Work to be completed:
Give an exact copy of every line, leaving images out.
-------------------------
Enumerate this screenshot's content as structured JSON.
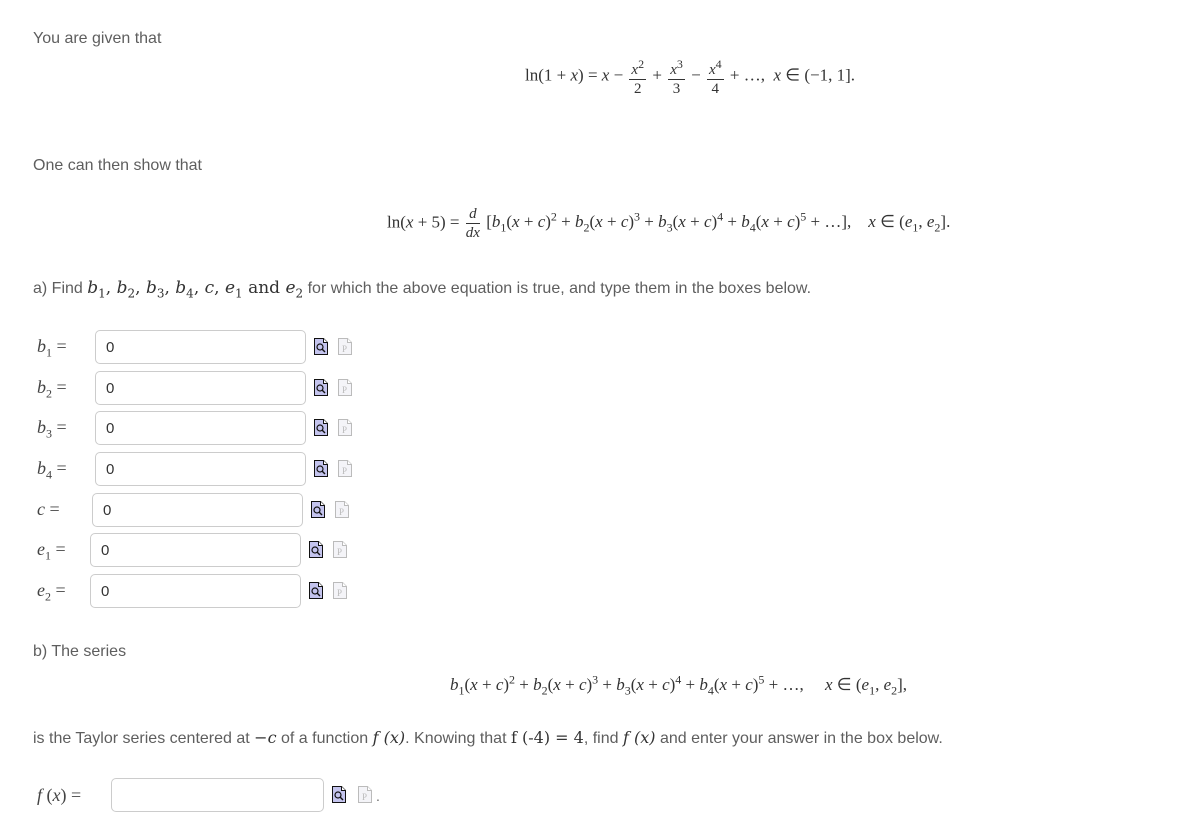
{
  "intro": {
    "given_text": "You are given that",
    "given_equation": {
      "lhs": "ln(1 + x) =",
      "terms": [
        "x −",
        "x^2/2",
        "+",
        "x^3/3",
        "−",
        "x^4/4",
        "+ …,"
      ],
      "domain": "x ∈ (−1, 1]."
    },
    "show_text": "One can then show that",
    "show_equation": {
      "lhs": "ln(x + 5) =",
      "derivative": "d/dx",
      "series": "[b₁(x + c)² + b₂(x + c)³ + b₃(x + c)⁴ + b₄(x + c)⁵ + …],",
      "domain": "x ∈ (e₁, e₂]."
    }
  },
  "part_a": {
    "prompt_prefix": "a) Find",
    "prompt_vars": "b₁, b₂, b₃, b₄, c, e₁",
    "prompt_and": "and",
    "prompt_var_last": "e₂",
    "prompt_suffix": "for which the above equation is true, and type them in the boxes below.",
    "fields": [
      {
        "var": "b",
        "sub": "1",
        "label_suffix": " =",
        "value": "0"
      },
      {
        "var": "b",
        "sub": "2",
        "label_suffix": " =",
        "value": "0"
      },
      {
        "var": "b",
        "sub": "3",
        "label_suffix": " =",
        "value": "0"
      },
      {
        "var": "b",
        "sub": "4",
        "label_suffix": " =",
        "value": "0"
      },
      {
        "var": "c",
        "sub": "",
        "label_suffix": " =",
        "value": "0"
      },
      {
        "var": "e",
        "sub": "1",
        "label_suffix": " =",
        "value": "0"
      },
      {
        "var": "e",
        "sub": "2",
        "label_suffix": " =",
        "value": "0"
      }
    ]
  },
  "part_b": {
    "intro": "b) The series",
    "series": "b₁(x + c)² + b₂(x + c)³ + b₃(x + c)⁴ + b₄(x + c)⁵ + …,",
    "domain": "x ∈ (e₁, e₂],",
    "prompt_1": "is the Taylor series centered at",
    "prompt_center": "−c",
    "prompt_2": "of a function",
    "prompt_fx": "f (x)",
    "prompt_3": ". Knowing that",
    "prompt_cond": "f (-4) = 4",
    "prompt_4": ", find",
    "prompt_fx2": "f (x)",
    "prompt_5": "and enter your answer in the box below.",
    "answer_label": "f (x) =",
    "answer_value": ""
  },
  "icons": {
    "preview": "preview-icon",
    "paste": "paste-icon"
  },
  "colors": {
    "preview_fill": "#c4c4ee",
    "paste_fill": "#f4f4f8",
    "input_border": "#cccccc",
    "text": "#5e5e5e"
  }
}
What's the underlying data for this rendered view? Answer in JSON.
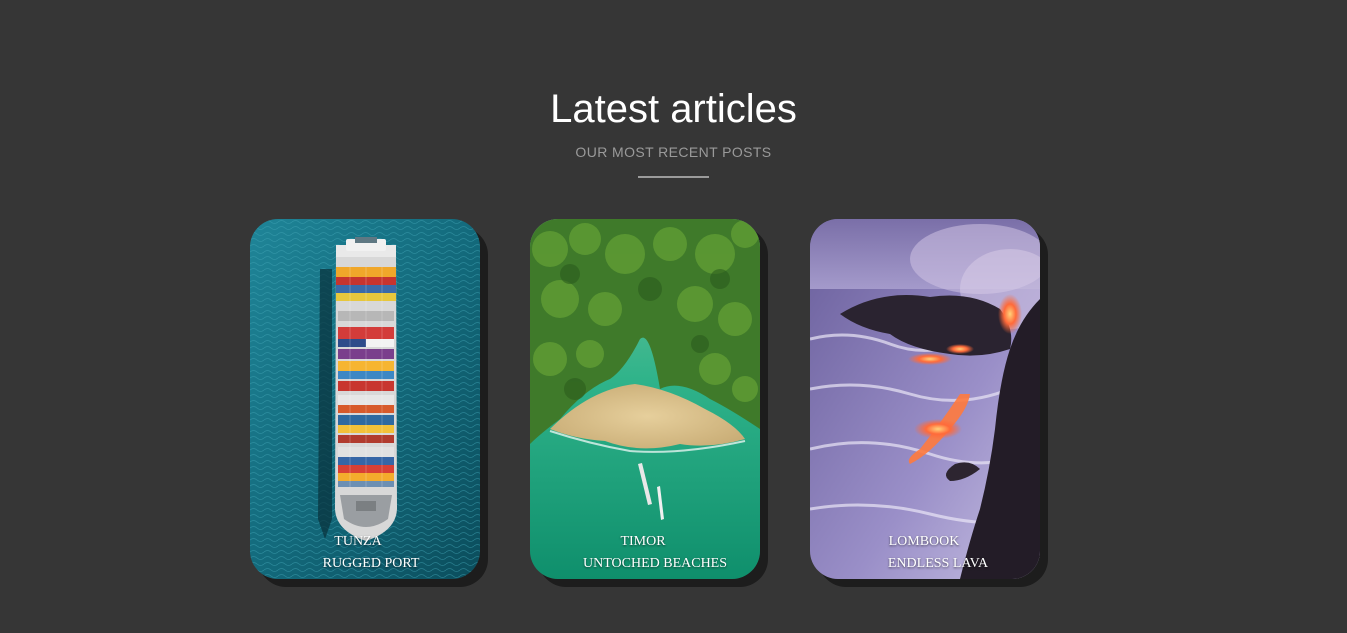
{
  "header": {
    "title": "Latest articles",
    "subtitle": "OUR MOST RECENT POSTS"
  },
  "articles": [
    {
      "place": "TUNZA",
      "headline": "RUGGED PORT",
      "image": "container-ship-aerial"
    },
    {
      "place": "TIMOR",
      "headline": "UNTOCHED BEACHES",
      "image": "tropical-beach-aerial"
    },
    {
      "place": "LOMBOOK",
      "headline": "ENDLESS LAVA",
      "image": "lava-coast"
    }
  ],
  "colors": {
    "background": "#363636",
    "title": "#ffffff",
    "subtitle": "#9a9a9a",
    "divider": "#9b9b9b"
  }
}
-------------------------
Final result:
Enumerate this screenshot's content as structured JSON.
{
  "intro": {
    "given_text": "You are given that",
    "given_equation": {
      "lhs": "ln(1 + x) =",
      "terms": [
        "x −",
        "x^2/2",
        "+",
        "x^3/3",
        "−",
        "x^4/4",
        "+ …,"
      ],
      "domain": "x ∈ (−1, 1]."
    },
    "show_text": "One can then show that",
    "show_equation": {
      "lhs": "ln(x + 5) =",
      "derivative": "d/dx",
      "series": "[b₁(x + c)² + b₂(x + c)³ + b₃(x + c)⁴ + b₄(x + c)⁵ + …],",
      "domain": "x ∈ (e₁, e₂]."
    }
  },
  "part_a": {
    "prompt_prefix": "a) Find",
    "prompt_vars": "b₁, b₂, b₃, b₄, c, e₁",
    "prompt_and": "and",
    "prompt_var_last": "e₂",
    "prompt_suffix": "for which the above equation is true, and type them in the boxes below.",
    "fields": [
      {
        "var": "b",
        "sub": "1",
        "label_suffix": " =",
        "value": "0"
      },
      {
        "var": "b",
        "sub": "2",
        "label_suffix": " =",
        "value": "0"
      },
      {
        "var": "b",
        "sub": "3",
        "label_suffix": " =",
        "value": "0"
      },
      {
        "var": "b",
        "sub": "4",
        "label_suffix": " =",
        "value": "0"
      },
      {
        "var": "c",
        "sub": "",
        "label_suffix": " =",
        "value": "0"
      },
      {
        "var": "e",
        "sub": "1",
        "label_suffix": " =",
        "value": "0"
      },
      {
        "var": "e",
        "sub": "2",
        "label_suffix": " =",
        "value": "0"
      }
    ]
  },
  "part_b": {
    "intro": "b) The series",
    "series": "b₁(x + c)² + b₂(x + c)³ + b₃(x + c)⁴ + b₄(x + c)⁵ + …,",
    "domain": "x ∈ (e₁, e₂],",
    "prompt_1": "is the Taylor series centered at",
    "prompt_center": "−c",
    "prompt_2": "of a function",
    "prompt_fx": "f (x)",
    "prompt_3": ". Knowing that",
    "prompt_cond": "f (-4) = 4",
    "prompt_4": ", find",
    "prompt_fx2": "f (x)",
    "prompt_5": "and enter your answer in the box below.",
    "answer_label": "f (x) =",
    "answer_value": ""
  },
  "icons": {
    "preview": "preview-icon",
    "paste": "paste-icon"
  },
  "colors": {
    "preview_fill": "#c4c4ee",
    "paste_fill": "#f4f4f8",
    "input_border": "#cccccc",
    "text": "#5e5e5e"
  }
}
What's the underlying data for this rendered view? Answer in JSON.
{
  "header": {
    "title": "Latest articles",
    "subtitle": "OUR MOST RECENT POSTS"
  },
  "articles": [
    {
      "place": "TUNZA",
      "headline": "RUGGED PORT",
      "image": "container-ship-aerial"
    },
    {
      "place": "TIMOR",
      "headline": "UNTOCHED BEACHES",
      "image": "tropical-beach-aerial"
    },
    {
      "place": "LOMBOOK",
      "headline": "ENDLESS LAVA",
      "image": "lava-coast"
    }
  ],
  "colors": {
    "background": "#363636",
    "title": "#ffffff",
    "subtitle": "#9a9a9a",
    "divider": "#9b9b9b"
  }
}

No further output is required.